● **SET EXERCISE**
Scan the listing below. Report each line that includes "name".

# # # #

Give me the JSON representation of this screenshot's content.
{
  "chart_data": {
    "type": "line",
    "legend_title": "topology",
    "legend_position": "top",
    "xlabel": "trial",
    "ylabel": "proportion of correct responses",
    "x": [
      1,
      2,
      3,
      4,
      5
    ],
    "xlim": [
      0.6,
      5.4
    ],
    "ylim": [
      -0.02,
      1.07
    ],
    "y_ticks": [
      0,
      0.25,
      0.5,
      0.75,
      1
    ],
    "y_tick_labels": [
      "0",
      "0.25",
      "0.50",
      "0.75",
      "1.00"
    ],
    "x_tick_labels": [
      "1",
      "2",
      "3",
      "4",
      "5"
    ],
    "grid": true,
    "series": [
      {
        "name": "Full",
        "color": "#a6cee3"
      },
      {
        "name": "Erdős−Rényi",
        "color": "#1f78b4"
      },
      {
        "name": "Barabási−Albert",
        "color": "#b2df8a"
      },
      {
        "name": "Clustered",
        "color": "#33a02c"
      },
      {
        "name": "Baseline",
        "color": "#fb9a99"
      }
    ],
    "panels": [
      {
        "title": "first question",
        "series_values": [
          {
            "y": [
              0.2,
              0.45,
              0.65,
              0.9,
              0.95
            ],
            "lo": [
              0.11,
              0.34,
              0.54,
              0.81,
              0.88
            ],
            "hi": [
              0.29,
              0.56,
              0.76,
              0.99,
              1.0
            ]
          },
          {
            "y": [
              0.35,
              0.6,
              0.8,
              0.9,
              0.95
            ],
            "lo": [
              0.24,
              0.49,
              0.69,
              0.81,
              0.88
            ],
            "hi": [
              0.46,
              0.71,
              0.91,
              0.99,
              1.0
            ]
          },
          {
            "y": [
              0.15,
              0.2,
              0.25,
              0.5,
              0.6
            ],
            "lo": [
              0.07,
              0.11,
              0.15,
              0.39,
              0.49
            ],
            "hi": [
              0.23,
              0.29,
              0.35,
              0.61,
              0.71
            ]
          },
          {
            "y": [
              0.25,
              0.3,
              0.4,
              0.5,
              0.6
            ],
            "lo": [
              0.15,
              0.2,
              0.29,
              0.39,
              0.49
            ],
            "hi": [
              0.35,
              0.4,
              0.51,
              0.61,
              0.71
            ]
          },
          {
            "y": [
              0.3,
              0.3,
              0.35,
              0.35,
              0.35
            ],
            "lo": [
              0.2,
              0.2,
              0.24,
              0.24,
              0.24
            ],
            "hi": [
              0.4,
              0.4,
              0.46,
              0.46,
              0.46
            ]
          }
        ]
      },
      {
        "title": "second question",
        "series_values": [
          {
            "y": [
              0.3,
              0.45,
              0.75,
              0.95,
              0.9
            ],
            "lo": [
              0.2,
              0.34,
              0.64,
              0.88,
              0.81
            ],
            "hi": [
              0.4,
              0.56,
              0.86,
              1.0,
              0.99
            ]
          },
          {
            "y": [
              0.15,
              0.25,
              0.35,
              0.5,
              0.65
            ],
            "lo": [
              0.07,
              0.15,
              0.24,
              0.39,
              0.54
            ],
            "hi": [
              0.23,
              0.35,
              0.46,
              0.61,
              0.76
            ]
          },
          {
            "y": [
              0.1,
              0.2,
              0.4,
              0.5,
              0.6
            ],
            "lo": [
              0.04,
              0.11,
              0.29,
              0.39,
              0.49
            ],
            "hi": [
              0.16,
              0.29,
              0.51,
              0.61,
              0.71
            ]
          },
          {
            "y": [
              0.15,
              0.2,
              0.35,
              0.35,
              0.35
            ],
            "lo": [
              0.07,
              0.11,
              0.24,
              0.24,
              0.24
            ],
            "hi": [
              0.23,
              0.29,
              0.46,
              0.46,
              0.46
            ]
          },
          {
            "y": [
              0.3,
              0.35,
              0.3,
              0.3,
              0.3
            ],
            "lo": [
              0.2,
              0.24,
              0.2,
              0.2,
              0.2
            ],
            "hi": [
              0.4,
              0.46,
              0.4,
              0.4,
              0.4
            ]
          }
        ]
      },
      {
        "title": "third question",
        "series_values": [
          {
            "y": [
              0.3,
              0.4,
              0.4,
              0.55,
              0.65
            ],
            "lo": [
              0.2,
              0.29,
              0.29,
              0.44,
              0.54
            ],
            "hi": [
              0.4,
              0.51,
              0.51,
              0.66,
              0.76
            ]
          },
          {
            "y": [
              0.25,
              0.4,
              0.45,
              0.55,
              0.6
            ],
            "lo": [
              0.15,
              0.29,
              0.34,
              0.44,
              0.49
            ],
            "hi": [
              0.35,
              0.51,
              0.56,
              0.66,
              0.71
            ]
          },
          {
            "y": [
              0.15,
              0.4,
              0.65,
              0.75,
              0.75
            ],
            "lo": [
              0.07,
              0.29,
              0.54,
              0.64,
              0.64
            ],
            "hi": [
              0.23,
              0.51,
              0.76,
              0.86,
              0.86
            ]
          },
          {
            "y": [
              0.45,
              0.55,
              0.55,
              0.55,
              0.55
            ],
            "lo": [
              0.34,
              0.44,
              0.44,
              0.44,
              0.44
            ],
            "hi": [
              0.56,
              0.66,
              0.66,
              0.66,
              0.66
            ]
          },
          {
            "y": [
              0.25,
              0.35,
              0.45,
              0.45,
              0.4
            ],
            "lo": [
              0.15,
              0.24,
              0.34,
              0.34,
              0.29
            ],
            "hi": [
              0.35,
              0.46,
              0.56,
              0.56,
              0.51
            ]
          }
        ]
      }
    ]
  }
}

# # # #

● **FINISHED TASK**
        "name": "Full",
        "name": "Erdős−Rényi",
        "name": "Barabási−Albert",
        "name": "Clustered",
        "name": "Baseline",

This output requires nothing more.